Dataset entries:
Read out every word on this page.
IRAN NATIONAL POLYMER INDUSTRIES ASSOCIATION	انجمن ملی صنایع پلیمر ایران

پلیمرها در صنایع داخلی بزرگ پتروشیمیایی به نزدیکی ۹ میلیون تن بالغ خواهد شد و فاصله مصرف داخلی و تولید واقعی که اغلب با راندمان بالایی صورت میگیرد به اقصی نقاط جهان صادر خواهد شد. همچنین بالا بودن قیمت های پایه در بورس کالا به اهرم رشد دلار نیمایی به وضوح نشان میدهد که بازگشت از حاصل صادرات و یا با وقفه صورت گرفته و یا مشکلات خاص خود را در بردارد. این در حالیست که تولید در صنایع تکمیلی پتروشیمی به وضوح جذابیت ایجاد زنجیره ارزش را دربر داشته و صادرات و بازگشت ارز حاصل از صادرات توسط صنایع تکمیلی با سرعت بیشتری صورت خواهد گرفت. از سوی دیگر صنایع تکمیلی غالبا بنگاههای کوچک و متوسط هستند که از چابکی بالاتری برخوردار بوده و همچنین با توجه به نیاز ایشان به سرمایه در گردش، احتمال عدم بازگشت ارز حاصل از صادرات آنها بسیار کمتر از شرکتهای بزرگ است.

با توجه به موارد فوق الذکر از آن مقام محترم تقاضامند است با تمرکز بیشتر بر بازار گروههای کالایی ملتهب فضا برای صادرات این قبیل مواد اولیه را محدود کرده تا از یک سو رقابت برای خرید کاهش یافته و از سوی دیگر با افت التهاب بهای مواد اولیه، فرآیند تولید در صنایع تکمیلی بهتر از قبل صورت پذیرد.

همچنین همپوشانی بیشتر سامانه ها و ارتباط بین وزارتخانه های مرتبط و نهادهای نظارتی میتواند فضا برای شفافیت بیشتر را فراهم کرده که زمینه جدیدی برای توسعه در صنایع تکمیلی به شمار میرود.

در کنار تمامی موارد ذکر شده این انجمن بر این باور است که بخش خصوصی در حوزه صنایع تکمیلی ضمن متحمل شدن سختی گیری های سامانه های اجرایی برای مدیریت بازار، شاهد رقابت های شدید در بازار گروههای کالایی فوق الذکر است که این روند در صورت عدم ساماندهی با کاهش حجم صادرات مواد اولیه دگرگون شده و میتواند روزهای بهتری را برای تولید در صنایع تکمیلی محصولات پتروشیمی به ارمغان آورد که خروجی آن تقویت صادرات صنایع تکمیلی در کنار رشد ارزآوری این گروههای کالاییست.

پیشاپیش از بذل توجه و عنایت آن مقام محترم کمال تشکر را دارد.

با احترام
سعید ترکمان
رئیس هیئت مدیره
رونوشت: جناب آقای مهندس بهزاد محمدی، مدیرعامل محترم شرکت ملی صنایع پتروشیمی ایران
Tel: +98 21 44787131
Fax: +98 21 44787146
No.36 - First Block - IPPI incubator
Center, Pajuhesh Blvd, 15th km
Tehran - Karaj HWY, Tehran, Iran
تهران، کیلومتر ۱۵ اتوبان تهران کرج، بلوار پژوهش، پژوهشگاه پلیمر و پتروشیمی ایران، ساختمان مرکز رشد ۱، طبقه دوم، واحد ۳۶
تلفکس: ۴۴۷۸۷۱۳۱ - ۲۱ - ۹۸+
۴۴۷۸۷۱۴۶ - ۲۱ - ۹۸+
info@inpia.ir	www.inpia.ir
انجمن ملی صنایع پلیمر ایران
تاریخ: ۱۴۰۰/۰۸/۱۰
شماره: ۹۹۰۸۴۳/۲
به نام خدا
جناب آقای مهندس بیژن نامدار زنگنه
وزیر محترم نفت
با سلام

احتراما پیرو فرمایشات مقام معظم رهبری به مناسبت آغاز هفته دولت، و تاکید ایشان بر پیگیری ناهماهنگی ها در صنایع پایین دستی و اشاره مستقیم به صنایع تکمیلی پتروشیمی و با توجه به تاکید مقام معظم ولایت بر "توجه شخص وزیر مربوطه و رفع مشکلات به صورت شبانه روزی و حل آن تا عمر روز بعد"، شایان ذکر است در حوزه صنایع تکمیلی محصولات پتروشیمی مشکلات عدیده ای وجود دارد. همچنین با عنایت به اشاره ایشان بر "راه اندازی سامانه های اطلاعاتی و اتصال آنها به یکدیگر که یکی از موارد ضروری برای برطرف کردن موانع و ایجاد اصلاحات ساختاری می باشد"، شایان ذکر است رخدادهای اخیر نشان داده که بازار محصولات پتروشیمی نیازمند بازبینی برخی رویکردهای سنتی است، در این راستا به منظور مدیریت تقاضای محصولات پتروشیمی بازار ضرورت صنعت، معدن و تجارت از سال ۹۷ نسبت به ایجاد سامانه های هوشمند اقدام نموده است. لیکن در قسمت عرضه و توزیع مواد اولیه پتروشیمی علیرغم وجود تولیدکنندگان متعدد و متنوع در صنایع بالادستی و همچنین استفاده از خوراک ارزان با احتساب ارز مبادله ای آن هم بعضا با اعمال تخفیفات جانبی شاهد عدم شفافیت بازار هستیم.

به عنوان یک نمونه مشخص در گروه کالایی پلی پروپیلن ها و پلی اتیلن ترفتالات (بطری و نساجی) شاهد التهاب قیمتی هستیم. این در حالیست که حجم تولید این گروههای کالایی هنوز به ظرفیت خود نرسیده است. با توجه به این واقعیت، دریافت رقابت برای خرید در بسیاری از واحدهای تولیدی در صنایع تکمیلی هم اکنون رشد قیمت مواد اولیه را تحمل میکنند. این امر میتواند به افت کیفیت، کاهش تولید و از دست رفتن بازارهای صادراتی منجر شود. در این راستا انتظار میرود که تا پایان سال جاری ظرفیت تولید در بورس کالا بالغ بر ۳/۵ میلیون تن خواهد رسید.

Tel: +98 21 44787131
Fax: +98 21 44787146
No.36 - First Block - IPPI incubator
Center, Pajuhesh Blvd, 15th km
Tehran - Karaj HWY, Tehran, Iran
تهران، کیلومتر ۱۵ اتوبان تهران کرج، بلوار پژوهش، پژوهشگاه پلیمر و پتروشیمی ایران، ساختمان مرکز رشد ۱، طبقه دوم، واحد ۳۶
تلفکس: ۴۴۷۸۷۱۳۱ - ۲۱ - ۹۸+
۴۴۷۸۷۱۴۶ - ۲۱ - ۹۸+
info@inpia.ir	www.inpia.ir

To do
Pull every line containing the word "موارد" out of the entries above.

Reply
با توجه به موارد فوق الذکر از آن مقام محترم تقاضامند است با تمرکز بیشتر بر بازار گروههای کالایی ملتهب فضا برای صادرات این قبیل مواد اولیه را محدود کرده تا از یک سو رقابت برای خرید کاهش یافته و از سوی دیگر با افت التهاب بهای مواد اولیه، فرآیند تولید در صنایع تکمیلی بهتر از قبل صورت پذیرد.
در کنار تمامی موارد ذکر شده این انجمن بر این باور است که بخش خصوصی در حوزه صنایع تکمیلی ضمن متحمل شدن سختی گیری های سامانه های اجرایی برای مدیریت بازار، شاهد رقابت های شدید در بازار گروههای کالایی فوق الذکر است که این روند در صورت عدم ساماندهی با کاهش حجم صادرات مواد اولیه دگرگون شده و میتواند روزهای بهتری را برای تولید در صنایع تکمیلی محصولات پتروشیمی به ارمغان آورد که خروجی آن تقویت صادرات صنایع تکمیلی در کنار رشد ارزآوری این گروههای کالاییست.
احتراما پیرو فرمایشات مقام معظم رهبری به مناسبت آغاز هفته دولت، و تاکید ایشان بر پیگیری ناهماهنگی ها در صنایع پایین دستی و اشاره مستقیم به صنایع تکمیلی پتروشیمی و با توجه به تاکید مقام معظم ولایت بر "توجه شخص وزیر مربوطه و رفع مشکلات به صورت شبانه روزی و حل آن تا عمر روز بعد"، شایان ذکر است در حوزه صنایع تکمیلی محصولات پتروشیمی مشکلات عدیده ای وجود دارد. همچنین با عنایت به اشاره ایشان بر "راه اندازی سامانه های اطلاعاتی و اتصال آنها به یکدیگر که یکی از موارد ضروری برای برطرف کردن موانع و ایجاد اصلاحات ساختاری می باشد"، شایان ذکر است رخدادهای اخیر نشان داده که بازار محصولات پتروشیمی نیازمند بازبینی برخی رویکردهای سنتی است، در این راستا به منظور مدیریت تقاضای محصولات پتروشیمی بازار ضرورت صنعت، معدن و تجارت از سال ۹۷ نسبت به ایجاد سامانه های هوشمند اقدام نموده است. لیکن در قسمت عرضه و توزیع مواد اولیه پتروشیمی علیرغم وجود تولیدکنندگان متعدد و متنوع در صنایع بالادستی و همچنین استفاده از خوراک ارزان با احتساب ارز مبادله ای آن هم بعضا با اعمال تخفیفات جانبی شاهد عدم شفافیت بازار هستیم.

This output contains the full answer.